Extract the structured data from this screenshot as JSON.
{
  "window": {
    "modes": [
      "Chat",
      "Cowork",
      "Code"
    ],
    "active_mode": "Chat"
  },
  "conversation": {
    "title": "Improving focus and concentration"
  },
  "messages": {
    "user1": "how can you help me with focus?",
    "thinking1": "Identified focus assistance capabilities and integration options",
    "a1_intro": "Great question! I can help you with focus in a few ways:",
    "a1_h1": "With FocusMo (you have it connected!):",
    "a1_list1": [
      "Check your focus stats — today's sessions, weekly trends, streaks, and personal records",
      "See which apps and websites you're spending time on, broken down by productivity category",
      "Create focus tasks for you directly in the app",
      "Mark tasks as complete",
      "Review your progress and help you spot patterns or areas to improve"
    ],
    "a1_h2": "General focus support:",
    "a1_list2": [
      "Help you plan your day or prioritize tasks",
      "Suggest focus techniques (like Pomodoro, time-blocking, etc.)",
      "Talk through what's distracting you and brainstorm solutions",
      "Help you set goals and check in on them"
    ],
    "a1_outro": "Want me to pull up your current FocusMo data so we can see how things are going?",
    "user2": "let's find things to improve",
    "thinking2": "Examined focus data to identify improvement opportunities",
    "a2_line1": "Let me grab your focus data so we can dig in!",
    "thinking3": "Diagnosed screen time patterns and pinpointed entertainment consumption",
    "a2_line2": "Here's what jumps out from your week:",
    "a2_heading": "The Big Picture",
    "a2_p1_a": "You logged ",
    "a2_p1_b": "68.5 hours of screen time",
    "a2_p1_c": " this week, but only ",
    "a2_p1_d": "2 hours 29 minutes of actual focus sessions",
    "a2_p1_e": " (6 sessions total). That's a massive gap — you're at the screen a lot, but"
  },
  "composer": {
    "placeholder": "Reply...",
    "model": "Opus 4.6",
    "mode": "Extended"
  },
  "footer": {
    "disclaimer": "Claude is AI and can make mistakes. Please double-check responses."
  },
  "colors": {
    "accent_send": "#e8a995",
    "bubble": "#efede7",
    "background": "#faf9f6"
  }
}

----------------------------------------

The problem:
Write out the records shown above, exactly as they appear.

Task answer:
Extract the structured data from this screenshot as JSON.
{
  "window": {
    "modes": [
      "Chat",
      "Cowork",
      "Code"
    ],
    "active_mode": "Chat"
  },
  "conversation": {
    "title": "Improving focus and concentration"
  },
  "messages": {
    "user1": "how can you help me with focus?",
    "thinking1": "Identified focus assistance capabilities and integration options",
    "a1_intro": "Great question! I can help you with focus in a few ways:",
    "a1_h1": "With FocusMo (you have it connected!):",
    "a1_list1": [
      "Check your focus stats — today's sessions, weekly trends, streaks, and personal records",
      "See which apps and websites you're spending time on, broken down by productivity category",
      "Create focus tasks for you directly in the app",
      "Mark tasks as complete",
      "Review your progress and help you spot patterns or areas to improve"
    ],
    "a1_h2": "General focus support:",
    "a1_list2": [
      "Help you plan your day or prioritize tasks",
      "Suggest focus techniques (like Pomodoro, time-blocking, etc.)",
      "Talk through what's distracting you and brainstorm solutions",
      "Help you set goals and check in on them"
    ],
    "a1_outro": "Want me to pull up your current FocusMo data so we can see how things are going?",
    "user2": "let's find things to improve",
    "thinking2": "Examined focus data to identify improvement opportunities",
    "a2_line1": "Let me grab your focus data so we can dig in!",
    "thinking3": "Diagnosed screen time patterns and pinpointed entertainment consumption",
    "a2_line2": "Here's what jumps out from your week:",
    "a2_heading": "The Big Picture",
    "a2_p1_a": "You logged ",
    "a2_p1_b": "68.5 hours of screen time",
    "a2_p1_c": " this week, but only ",
    "a2_p1_d": "2 hours 29 minutes of actual focus sessions",
    "a2_p1_e": " (6 sessions total). That's a massive gap — you're at the screen a lot, but"
  },
  "composer": {
    "placeholder": "Reply...",
    "model": "Opus 4.6",
    "mode": "Extended"
  },
  "footer": {
    "disclaimer": "Claude is AI and can make mistakes. Please double-check responses."
  },
  "colors": {
    "accent_send": "#e8a995",
    "bubble": "#efede7",
    "background": "#faf9f6"
  }
}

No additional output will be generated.